### DATA TO USE

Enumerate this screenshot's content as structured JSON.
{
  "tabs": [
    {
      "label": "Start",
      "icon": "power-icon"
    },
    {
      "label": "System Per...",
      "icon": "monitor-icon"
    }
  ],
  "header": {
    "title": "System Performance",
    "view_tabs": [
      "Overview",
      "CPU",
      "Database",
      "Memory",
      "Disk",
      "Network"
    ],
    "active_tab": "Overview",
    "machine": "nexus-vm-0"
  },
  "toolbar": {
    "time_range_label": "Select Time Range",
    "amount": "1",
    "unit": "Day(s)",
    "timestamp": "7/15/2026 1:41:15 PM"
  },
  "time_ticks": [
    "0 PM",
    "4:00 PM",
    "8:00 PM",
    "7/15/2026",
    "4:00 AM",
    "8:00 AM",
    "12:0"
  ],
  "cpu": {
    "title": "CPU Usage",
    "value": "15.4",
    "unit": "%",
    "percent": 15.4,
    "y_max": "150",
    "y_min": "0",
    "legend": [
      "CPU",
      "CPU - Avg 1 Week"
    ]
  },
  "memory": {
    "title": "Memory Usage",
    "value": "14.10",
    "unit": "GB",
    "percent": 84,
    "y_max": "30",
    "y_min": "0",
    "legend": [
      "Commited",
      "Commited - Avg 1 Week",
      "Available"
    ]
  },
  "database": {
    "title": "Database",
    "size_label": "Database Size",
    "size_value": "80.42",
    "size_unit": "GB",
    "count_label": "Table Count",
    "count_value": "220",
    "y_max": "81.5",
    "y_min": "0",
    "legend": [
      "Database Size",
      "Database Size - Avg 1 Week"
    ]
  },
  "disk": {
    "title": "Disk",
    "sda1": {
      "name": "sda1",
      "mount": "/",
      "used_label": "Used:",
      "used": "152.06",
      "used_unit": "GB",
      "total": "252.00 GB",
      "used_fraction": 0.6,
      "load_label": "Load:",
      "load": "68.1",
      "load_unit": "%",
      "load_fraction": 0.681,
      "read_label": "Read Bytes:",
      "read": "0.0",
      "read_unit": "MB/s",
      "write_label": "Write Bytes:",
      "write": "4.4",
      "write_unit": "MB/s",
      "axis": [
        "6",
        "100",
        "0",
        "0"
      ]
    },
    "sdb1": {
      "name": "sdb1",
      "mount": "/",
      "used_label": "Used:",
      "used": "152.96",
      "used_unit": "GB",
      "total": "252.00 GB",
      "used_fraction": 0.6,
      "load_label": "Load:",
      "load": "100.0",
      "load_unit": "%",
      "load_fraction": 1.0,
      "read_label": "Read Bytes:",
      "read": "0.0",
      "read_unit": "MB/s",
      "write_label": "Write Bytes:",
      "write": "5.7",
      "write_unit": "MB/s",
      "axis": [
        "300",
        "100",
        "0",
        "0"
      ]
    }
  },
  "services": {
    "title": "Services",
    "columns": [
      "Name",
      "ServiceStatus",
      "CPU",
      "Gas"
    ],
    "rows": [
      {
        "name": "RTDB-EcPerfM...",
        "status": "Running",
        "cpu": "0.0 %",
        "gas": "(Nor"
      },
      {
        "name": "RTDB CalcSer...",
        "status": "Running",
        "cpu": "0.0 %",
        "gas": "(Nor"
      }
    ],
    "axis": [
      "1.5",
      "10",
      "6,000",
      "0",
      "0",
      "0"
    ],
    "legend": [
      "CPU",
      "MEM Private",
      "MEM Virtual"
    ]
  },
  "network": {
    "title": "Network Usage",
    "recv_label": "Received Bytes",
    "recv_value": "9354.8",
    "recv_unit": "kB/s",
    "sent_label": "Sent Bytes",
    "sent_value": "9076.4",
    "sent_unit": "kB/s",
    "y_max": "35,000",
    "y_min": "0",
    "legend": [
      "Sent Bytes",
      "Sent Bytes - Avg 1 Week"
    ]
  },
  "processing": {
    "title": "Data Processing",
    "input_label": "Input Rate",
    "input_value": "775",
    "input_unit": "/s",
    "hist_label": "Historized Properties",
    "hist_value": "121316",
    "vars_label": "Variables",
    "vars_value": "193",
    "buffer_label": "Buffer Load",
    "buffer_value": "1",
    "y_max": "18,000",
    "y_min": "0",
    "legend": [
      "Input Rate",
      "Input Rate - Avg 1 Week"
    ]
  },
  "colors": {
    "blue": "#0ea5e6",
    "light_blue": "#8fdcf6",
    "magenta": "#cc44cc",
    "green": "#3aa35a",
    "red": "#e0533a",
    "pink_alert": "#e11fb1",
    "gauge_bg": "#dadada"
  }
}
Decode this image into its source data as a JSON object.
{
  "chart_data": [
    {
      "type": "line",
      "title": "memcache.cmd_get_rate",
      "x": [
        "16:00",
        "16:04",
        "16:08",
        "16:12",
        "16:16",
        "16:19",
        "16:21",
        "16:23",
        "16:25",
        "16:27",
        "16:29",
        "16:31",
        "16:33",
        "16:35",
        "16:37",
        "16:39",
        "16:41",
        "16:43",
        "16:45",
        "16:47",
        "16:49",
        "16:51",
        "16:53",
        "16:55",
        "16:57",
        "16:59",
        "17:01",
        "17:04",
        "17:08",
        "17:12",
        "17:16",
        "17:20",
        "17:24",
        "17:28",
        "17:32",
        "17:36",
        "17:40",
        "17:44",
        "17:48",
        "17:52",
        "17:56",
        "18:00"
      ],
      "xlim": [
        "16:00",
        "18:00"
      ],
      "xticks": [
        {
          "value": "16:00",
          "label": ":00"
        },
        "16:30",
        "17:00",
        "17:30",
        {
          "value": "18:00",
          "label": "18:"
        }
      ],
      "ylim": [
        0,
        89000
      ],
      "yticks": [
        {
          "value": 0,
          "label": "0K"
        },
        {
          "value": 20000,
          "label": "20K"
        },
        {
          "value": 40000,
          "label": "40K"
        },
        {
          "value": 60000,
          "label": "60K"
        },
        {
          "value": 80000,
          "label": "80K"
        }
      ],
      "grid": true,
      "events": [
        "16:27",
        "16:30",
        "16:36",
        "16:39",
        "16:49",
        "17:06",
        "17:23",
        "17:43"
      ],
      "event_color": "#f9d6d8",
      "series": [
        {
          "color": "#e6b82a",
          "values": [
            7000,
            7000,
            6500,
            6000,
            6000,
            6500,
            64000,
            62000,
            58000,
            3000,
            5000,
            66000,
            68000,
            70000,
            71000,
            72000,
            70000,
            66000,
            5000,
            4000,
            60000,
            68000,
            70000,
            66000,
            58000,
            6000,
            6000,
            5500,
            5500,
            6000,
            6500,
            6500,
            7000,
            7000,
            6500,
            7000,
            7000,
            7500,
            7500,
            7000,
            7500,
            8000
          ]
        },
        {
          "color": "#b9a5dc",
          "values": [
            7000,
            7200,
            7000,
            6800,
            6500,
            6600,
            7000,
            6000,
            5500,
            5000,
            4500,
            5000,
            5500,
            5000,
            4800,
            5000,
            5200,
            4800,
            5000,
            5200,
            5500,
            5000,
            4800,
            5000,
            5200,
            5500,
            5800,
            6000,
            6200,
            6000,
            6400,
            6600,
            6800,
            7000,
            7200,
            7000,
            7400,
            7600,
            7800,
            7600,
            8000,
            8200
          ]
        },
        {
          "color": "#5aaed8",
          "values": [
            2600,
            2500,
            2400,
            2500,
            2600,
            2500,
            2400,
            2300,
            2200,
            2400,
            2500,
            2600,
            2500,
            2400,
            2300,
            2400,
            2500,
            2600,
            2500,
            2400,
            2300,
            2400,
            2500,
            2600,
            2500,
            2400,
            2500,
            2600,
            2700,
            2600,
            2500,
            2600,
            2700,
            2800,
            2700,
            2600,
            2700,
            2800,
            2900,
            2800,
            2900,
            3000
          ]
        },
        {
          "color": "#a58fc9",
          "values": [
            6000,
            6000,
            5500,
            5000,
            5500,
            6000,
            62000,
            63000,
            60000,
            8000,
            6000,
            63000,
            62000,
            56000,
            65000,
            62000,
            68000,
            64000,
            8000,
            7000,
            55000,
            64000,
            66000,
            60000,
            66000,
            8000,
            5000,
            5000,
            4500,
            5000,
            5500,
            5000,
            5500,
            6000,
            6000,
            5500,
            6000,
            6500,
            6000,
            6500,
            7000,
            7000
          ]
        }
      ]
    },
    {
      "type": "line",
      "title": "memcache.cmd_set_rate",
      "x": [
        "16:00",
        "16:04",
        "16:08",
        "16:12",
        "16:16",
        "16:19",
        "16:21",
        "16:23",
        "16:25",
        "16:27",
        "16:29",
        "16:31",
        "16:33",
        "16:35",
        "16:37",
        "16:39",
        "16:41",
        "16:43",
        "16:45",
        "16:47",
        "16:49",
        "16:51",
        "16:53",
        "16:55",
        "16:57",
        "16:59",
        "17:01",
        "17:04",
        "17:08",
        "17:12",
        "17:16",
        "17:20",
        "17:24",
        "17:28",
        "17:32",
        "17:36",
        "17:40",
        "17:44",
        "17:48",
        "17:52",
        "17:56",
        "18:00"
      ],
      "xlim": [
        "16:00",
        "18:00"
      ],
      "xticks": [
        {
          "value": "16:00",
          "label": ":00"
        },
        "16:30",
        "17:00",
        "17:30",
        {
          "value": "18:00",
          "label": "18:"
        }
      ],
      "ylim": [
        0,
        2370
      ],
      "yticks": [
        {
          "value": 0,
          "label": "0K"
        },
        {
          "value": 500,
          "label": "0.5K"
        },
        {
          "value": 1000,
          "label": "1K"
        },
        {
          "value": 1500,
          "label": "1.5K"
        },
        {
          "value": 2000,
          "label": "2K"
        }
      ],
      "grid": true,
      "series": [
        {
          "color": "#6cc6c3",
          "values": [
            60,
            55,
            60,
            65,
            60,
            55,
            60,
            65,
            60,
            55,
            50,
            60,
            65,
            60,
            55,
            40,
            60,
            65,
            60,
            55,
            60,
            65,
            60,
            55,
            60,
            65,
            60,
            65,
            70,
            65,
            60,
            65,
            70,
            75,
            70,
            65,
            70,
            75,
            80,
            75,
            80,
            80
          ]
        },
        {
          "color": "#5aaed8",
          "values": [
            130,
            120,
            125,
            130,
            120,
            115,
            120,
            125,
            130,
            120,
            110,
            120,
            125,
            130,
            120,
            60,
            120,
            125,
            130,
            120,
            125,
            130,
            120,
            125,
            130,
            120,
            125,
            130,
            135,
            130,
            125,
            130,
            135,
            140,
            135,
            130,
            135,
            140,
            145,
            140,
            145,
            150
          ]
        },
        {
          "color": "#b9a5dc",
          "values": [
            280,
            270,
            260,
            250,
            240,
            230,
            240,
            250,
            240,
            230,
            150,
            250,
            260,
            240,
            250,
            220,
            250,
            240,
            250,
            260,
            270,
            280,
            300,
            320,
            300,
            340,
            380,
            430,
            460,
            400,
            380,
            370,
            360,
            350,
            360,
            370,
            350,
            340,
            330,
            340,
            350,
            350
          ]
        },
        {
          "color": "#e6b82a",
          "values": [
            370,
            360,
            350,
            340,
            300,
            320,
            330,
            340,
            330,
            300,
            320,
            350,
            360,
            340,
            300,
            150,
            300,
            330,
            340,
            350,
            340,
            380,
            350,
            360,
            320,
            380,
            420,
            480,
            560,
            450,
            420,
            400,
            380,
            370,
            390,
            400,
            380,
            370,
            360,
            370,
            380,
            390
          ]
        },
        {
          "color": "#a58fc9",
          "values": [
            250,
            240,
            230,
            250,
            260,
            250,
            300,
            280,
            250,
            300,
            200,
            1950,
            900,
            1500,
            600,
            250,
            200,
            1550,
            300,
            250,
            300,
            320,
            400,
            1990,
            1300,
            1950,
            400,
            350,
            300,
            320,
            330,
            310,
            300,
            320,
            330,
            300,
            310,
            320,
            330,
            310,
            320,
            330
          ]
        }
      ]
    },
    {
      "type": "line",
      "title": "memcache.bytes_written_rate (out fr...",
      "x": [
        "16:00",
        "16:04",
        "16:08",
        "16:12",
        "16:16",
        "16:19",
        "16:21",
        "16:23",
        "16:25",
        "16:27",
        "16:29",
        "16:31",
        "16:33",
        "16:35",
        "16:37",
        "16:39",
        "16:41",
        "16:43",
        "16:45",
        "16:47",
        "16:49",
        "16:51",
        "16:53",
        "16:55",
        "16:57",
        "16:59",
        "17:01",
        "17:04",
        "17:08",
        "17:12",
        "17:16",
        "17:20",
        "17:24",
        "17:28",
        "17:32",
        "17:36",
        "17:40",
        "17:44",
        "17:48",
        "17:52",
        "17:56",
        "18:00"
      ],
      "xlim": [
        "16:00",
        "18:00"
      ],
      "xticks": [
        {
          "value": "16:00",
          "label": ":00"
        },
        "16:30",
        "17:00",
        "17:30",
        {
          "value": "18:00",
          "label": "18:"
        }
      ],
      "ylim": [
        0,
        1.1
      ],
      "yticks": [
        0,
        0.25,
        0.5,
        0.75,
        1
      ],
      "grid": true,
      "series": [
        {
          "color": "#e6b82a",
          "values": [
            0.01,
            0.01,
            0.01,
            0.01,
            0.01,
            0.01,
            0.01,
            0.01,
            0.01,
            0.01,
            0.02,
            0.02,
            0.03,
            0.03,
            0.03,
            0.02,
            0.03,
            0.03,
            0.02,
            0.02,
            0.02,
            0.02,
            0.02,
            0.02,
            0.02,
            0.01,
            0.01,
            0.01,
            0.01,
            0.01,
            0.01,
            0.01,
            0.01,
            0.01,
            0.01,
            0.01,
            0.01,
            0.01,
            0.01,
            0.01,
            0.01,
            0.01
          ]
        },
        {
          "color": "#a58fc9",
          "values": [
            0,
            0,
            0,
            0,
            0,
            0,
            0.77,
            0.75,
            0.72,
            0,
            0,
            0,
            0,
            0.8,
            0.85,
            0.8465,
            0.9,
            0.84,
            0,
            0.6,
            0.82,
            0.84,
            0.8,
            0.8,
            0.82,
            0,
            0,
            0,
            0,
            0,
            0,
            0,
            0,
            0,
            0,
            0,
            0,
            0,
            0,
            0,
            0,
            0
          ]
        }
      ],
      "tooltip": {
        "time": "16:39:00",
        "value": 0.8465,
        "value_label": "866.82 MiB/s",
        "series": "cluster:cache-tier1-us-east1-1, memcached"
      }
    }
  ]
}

### WHAT YOU HAVE TO DO
From the records above, pick out and copy each line holding the word "JSON".

### RESULT OF THIS EXERCISE
Enumerate this screenshot's content as structured JSON.
Decode this image into its source data as a JSON object.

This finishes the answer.